GIVEN PROBLEM: Could you copy every line from the material below in which "frac" appears?

[Data entries]
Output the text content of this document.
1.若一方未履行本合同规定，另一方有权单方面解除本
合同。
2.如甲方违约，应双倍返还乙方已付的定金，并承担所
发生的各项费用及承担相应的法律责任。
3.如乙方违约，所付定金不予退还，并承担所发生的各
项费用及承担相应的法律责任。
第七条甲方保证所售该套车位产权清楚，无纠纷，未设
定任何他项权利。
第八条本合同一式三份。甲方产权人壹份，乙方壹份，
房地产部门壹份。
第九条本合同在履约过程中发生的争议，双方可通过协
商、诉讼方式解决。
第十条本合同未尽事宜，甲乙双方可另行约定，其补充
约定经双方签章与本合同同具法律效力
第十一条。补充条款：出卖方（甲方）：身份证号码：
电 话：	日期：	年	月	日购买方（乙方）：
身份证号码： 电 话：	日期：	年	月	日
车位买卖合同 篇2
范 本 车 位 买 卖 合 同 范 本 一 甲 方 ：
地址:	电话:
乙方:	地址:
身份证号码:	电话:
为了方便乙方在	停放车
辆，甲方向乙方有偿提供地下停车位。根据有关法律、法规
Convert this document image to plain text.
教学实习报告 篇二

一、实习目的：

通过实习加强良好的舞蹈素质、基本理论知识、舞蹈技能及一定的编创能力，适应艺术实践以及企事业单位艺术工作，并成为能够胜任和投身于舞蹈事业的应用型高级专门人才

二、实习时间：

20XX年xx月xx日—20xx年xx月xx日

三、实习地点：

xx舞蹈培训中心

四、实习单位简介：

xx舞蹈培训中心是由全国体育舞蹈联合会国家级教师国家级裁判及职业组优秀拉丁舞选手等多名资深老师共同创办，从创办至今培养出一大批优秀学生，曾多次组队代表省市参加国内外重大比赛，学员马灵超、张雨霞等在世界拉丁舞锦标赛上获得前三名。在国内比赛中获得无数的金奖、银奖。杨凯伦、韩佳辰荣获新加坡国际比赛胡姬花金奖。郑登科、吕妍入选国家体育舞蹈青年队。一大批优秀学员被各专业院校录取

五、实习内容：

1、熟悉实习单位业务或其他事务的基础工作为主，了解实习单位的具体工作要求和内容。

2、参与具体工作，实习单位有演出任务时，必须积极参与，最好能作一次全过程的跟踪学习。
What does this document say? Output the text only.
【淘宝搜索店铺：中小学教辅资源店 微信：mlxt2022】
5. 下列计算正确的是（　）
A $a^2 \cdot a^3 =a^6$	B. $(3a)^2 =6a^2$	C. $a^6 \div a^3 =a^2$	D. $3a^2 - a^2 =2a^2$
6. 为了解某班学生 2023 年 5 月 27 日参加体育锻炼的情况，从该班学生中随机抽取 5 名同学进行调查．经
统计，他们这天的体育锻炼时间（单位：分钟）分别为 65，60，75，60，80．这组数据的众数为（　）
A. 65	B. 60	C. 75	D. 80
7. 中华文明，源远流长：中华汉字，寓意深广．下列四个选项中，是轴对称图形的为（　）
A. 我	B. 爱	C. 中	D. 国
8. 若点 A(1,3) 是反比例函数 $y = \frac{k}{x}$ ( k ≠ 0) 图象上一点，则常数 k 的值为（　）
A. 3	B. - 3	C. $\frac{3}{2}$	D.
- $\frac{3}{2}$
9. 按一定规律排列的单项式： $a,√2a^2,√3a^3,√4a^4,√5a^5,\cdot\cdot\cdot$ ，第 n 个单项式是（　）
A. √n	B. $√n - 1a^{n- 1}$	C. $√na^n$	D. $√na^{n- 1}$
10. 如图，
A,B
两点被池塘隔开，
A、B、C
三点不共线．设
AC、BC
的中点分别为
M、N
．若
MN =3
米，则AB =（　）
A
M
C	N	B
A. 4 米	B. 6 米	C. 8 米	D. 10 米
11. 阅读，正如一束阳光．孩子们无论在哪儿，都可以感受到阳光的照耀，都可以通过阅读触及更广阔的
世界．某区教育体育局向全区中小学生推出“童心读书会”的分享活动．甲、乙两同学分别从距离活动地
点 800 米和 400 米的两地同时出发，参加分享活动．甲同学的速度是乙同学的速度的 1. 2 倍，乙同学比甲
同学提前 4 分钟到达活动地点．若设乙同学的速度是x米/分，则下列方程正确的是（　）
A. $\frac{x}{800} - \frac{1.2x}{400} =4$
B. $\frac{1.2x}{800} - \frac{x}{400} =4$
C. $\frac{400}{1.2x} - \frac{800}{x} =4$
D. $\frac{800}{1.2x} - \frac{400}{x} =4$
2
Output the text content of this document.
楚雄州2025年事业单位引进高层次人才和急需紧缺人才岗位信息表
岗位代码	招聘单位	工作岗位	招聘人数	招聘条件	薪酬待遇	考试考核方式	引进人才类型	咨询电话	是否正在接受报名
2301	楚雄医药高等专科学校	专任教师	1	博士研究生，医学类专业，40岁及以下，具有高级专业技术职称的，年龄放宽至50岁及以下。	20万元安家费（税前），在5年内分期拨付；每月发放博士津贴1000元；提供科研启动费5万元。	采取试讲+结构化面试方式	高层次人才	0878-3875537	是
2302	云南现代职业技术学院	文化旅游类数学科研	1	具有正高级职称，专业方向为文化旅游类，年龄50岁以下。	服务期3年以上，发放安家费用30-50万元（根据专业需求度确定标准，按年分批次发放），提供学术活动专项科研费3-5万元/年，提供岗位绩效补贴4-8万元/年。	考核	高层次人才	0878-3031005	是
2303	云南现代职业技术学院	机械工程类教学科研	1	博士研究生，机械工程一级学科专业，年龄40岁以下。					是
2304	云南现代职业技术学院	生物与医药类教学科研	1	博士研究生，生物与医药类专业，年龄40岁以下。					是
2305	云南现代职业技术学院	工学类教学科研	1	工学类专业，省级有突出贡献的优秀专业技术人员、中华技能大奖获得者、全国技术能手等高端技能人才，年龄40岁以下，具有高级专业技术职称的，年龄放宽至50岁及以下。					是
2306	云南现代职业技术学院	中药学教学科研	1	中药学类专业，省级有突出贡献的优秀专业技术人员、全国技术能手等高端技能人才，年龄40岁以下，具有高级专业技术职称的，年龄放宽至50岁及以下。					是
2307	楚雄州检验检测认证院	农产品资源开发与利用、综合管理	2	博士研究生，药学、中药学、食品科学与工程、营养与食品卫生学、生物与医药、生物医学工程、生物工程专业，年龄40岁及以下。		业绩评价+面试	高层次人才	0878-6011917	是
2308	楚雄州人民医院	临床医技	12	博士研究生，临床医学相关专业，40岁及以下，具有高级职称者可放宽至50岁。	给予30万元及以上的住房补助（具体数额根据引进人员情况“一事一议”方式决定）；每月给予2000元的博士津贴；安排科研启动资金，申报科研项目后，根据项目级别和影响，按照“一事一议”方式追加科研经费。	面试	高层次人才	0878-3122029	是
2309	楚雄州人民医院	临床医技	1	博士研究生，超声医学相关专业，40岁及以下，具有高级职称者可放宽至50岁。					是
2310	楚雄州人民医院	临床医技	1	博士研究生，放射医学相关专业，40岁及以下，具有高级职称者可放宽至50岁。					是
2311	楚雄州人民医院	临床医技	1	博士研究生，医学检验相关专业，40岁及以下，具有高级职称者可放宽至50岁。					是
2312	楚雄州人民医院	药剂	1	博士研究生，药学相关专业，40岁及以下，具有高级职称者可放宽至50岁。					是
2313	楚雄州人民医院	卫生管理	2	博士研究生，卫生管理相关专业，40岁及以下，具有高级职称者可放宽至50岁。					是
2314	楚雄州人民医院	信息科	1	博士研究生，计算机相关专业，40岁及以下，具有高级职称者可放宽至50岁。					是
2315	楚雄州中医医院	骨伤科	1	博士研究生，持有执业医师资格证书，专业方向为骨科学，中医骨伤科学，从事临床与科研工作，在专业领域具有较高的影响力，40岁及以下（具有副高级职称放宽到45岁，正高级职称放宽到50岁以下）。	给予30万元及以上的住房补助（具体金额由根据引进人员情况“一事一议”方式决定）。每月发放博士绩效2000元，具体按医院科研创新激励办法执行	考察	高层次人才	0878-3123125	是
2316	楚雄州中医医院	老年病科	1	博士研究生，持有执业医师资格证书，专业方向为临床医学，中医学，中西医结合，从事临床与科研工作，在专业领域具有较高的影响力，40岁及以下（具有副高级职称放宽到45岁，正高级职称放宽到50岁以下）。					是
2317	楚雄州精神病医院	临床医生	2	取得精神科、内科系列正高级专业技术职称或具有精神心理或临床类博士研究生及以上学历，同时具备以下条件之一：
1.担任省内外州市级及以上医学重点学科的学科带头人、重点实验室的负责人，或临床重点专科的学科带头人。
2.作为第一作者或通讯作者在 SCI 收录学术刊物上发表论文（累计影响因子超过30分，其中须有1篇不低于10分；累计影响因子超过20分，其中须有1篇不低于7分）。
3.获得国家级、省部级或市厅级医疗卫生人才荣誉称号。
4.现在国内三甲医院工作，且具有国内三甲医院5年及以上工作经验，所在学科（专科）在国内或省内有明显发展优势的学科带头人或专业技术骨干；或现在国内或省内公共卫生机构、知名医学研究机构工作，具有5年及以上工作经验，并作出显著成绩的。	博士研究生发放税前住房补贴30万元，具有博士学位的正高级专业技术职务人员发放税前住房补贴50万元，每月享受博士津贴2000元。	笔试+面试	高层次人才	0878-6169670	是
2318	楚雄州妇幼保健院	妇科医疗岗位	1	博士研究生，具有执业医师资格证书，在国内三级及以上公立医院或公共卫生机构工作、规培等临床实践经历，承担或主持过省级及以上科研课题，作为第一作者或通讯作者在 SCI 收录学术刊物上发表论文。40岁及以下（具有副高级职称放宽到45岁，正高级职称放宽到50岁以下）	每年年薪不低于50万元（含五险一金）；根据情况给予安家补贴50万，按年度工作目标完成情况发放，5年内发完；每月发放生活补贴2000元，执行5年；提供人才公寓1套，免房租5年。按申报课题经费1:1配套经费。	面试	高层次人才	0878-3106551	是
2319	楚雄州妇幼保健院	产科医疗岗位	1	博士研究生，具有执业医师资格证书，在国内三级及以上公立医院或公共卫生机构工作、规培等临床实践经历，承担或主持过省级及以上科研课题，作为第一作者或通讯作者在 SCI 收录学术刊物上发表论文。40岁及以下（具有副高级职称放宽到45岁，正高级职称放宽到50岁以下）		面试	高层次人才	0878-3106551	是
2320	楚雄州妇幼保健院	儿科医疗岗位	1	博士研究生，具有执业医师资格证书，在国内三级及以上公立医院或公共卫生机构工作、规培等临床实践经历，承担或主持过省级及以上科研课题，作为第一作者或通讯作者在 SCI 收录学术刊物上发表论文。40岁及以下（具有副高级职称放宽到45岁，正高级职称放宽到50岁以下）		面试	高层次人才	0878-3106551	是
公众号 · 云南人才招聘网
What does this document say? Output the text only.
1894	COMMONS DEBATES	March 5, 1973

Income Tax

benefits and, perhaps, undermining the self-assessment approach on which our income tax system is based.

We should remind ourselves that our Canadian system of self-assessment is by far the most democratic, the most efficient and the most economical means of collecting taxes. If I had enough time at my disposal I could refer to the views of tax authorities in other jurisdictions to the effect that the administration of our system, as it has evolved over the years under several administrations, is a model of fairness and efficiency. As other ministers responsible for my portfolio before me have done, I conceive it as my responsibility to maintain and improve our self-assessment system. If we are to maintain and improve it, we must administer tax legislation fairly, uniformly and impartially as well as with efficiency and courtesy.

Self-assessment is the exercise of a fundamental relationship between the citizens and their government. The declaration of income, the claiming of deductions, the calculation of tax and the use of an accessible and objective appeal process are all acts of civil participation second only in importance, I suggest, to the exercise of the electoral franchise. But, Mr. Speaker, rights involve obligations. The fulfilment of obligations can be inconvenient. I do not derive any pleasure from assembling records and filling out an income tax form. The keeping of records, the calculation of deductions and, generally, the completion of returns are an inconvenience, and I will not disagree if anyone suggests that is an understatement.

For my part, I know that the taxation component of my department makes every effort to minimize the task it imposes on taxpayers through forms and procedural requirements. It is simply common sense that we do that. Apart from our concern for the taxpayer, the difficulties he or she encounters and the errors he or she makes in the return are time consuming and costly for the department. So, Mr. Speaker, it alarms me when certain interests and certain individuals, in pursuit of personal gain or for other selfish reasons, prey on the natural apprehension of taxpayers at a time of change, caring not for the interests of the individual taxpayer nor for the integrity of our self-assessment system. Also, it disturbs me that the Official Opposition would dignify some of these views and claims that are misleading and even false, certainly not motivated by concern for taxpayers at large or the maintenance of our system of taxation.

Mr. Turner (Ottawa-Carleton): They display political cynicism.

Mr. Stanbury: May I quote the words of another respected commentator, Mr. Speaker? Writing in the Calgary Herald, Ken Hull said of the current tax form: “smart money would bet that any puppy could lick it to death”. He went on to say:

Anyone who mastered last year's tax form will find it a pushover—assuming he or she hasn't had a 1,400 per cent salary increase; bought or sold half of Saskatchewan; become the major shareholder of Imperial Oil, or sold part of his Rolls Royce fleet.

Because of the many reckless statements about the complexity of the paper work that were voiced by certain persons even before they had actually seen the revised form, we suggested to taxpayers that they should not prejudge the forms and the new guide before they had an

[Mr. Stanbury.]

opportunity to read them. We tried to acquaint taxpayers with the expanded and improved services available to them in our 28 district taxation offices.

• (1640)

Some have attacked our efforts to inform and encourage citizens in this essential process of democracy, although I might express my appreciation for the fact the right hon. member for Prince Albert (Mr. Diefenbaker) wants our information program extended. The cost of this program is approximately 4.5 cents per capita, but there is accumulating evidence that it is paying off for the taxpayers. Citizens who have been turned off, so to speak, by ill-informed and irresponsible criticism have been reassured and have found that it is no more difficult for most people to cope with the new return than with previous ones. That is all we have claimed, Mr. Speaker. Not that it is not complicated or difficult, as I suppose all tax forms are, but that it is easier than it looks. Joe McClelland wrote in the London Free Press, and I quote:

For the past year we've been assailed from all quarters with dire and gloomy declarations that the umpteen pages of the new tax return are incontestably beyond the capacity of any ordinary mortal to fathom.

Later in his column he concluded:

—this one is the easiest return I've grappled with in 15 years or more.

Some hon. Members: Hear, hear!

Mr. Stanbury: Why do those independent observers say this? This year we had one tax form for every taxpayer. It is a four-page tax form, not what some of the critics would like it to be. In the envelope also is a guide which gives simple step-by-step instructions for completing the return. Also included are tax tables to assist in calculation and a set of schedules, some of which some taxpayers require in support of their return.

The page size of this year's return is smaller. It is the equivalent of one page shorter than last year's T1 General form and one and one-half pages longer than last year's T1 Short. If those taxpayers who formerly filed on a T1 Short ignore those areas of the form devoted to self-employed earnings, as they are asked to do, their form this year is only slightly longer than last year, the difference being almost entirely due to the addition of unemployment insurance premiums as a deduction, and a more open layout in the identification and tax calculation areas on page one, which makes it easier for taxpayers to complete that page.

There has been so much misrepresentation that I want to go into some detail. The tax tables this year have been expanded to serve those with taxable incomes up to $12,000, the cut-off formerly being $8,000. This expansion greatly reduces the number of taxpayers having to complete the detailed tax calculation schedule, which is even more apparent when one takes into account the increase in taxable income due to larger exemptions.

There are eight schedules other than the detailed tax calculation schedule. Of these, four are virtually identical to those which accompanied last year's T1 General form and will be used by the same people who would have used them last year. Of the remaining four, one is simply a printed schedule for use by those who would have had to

REPLY:
8. 若点 A(1,3) 是反比例函数 $y = \frac{k}{x}$ ( k ≠ 0) 图象上一点，则常数 k 的值为（　）
A. 3	B. - 3	C. $\frac{3}{2}$	D.
- $\frac{3}{2}$
A. $\frac{x}{800} - \frac{1.2x}{400} =4$
B. $\frac{1.2x}{800} - \frac{x}{400} =4$
C. $\frac{400}{1.2x} - \frac{800}{x} =4$
D. $\frac{800}{1.2x} - \frac{400}{x} =4$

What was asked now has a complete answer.